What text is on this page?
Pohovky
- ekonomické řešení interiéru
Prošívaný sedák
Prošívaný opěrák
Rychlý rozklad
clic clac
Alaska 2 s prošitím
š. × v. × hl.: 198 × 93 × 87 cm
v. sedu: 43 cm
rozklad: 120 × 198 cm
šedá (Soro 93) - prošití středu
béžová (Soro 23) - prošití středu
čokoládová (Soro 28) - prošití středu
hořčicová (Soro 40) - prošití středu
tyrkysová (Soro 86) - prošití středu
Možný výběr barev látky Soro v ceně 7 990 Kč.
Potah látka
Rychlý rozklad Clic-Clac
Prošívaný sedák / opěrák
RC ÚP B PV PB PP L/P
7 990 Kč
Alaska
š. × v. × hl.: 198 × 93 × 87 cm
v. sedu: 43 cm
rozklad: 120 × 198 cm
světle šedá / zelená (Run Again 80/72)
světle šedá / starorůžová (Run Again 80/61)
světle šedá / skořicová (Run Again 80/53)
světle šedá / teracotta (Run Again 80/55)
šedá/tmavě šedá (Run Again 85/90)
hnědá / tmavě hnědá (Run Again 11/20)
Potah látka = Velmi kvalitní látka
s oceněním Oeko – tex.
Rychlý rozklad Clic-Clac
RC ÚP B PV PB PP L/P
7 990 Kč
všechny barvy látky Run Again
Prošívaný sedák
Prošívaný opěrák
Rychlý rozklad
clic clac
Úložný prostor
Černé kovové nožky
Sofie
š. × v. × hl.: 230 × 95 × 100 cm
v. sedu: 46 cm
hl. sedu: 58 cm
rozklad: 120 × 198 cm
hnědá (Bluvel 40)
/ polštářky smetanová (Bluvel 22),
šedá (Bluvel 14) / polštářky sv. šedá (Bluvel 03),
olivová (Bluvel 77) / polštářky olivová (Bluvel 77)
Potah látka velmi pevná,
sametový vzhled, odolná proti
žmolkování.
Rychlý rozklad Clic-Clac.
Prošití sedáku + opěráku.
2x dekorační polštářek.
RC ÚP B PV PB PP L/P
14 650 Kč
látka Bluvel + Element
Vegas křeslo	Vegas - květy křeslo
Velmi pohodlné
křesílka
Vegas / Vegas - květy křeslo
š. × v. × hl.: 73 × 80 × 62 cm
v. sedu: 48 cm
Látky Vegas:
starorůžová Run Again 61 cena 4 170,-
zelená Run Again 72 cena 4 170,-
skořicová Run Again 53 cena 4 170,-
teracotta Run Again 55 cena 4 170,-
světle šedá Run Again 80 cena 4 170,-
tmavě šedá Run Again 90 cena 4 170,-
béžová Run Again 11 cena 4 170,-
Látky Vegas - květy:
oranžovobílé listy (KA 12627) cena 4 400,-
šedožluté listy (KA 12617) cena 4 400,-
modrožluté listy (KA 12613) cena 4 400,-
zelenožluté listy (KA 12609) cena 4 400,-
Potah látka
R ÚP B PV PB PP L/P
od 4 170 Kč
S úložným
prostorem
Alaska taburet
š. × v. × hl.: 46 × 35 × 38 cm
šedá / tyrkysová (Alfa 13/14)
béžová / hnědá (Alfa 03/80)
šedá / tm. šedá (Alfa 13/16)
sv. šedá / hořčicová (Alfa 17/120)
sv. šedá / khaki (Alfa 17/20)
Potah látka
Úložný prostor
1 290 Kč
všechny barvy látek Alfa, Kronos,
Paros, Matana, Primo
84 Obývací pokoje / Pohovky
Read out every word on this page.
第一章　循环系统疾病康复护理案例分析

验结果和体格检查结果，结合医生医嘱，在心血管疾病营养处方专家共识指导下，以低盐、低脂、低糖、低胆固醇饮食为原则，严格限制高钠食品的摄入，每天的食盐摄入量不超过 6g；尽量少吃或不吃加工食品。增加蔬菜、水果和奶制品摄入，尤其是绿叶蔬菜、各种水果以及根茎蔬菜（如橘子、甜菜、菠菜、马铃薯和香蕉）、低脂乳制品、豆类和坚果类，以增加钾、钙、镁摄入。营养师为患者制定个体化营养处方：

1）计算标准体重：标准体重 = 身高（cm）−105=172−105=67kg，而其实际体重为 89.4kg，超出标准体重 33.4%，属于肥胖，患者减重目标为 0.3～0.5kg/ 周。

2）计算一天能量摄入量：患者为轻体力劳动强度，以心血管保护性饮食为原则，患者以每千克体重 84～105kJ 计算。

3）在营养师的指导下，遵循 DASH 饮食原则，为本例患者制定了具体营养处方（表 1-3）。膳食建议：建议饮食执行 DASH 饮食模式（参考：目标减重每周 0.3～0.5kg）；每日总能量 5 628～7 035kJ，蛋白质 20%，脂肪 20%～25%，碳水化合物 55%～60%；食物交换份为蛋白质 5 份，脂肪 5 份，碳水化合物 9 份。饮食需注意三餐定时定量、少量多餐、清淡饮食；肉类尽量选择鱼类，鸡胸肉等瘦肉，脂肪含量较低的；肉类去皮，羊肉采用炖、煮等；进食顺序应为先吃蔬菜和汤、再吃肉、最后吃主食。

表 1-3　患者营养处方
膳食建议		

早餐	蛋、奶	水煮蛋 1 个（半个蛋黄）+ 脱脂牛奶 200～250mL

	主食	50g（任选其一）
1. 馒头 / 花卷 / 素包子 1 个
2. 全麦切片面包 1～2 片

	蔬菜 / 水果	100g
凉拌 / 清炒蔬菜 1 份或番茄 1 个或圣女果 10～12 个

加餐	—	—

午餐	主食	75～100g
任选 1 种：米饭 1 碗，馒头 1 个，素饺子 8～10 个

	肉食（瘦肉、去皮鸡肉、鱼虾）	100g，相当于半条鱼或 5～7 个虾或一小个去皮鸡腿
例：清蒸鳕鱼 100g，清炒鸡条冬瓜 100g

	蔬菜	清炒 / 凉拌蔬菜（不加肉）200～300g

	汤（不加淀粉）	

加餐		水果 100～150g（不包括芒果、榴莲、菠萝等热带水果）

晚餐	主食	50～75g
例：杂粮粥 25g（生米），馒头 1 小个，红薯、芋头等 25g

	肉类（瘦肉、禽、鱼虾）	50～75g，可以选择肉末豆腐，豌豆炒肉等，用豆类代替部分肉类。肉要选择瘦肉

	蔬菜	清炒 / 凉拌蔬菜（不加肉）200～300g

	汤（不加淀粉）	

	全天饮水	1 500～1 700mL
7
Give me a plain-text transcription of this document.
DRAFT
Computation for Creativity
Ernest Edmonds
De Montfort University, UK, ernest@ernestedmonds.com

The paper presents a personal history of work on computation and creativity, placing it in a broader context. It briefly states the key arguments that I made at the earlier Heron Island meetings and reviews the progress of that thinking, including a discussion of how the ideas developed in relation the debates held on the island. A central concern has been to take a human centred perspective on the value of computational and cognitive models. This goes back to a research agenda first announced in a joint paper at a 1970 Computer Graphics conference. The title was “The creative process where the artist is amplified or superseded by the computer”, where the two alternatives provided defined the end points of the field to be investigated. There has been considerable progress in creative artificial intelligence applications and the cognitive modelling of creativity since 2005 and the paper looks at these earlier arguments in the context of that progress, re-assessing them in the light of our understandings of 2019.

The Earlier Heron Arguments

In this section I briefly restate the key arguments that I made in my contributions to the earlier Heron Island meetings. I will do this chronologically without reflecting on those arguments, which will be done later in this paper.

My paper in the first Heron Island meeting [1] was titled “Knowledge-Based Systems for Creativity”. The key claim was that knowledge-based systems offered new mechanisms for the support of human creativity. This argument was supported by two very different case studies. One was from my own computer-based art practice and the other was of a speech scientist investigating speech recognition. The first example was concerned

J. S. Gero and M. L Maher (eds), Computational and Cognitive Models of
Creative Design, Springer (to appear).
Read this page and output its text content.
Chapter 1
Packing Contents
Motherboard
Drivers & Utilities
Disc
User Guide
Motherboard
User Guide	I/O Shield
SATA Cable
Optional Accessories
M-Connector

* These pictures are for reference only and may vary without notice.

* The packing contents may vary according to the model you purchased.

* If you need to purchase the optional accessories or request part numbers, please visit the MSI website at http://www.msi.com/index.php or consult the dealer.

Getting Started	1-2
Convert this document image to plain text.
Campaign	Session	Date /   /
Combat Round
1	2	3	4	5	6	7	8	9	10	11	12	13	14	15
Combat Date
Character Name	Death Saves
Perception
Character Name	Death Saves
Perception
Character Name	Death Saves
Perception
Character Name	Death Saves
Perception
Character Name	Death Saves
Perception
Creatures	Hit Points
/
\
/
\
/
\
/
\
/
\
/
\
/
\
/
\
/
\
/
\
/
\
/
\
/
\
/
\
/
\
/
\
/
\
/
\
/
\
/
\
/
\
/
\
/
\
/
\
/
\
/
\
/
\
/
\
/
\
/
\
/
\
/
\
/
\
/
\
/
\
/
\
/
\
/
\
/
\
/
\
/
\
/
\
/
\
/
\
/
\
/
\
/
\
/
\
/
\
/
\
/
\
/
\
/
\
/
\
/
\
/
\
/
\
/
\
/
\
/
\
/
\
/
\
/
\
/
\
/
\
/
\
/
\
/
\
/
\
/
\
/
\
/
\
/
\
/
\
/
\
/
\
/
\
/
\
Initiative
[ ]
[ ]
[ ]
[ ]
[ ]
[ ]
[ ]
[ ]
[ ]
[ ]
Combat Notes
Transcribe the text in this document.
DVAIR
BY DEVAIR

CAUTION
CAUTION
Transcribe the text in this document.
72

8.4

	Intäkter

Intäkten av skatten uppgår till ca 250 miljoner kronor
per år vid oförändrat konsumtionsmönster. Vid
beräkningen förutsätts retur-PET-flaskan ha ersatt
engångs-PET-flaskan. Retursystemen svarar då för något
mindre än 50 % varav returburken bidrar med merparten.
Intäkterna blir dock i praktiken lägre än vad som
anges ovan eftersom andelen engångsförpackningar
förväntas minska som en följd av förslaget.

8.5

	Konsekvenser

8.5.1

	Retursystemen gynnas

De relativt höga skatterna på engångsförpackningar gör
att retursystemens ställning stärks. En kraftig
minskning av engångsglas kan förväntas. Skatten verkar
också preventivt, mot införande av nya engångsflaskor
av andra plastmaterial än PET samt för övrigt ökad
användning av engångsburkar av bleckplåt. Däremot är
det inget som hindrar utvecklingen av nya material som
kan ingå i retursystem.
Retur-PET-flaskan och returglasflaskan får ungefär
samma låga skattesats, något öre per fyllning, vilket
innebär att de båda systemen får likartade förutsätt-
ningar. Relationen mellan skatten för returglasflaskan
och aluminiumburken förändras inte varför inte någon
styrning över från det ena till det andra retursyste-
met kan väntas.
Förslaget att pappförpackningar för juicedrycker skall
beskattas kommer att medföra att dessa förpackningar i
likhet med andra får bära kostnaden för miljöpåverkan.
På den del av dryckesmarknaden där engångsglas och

-- -- --

Exercise goal: Check each line above for the word "page", and copy the lines where it appears.

Final result:
What text is on this page?
Read out every word on this page.
Read this page and output its text content.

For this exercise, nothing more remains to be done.